▶ **TASK PROMPT**:
Can you copy out the data exactly? Leave the images out.

########################################

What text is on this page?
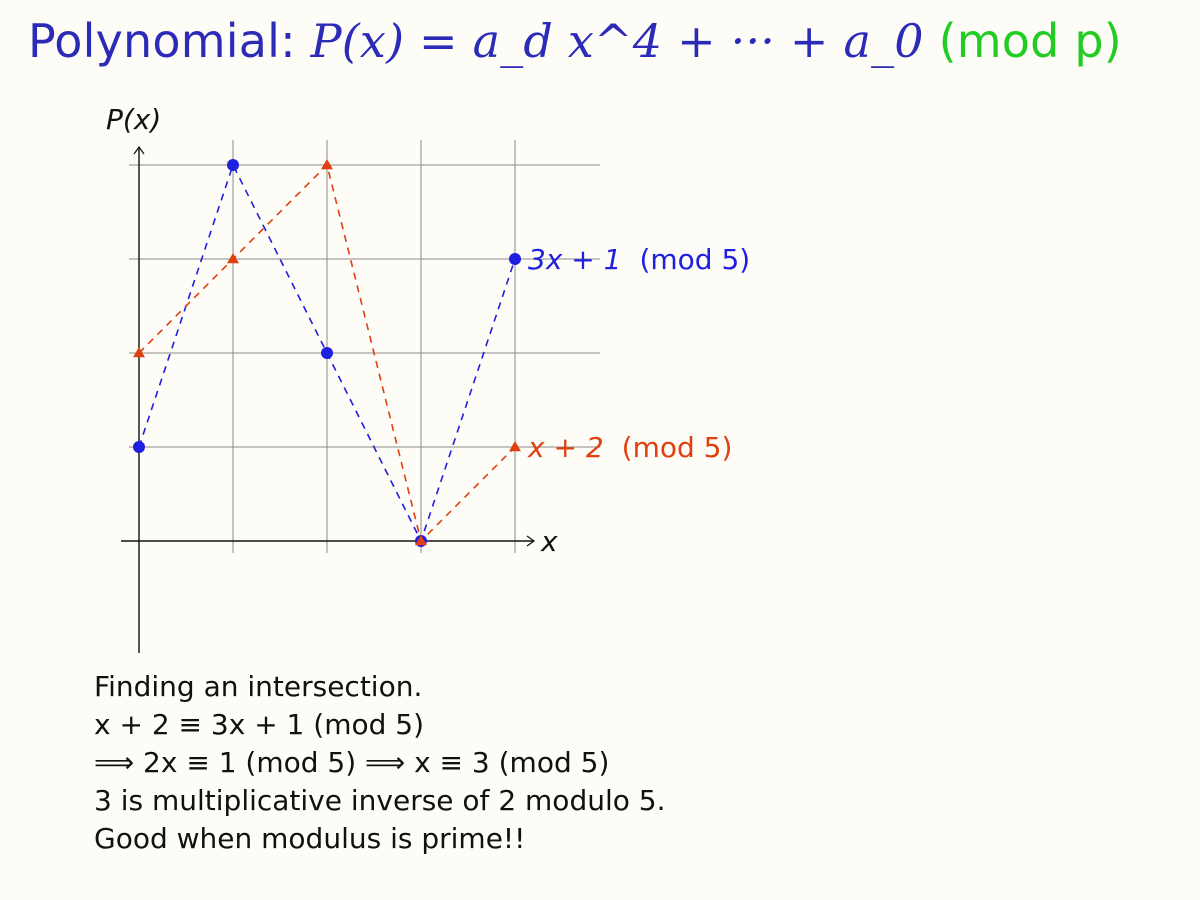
Polynomial: P(x) = a_d x^4 + ··· + a_0 (mod p)
x
P(x)
3x + 1 (mod 5)
x + 2 (mod 5)
Finding an intersection.
x + 2 ≡ 3x + 1 (mod 5)
⟹ 2x ≡ 1 (mod 5) ⟹ x ≡ 3 (mod 5)
3 is multiplicative inverse of 2 modulo 5.
Good when modulus is prime!!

########################################

▶ **RIGHT ANSWER**:
What text is on this page?
Polynomial: P(x) = a_d x^4 + ··· + a_0 (mod p)
x
P(x)
3x + 1 (mod 5)
x + 2 (mod 5)
Finding an intersection.
x + 2 ≡ 3x + 1 (mod 5)
⟹ 2x ≡ 1 (mod 5) ⟹ x ≡ 3 (mod 5)
3 is multiplicative inverse of 2 modulo 5.
Good when modulus is prime!!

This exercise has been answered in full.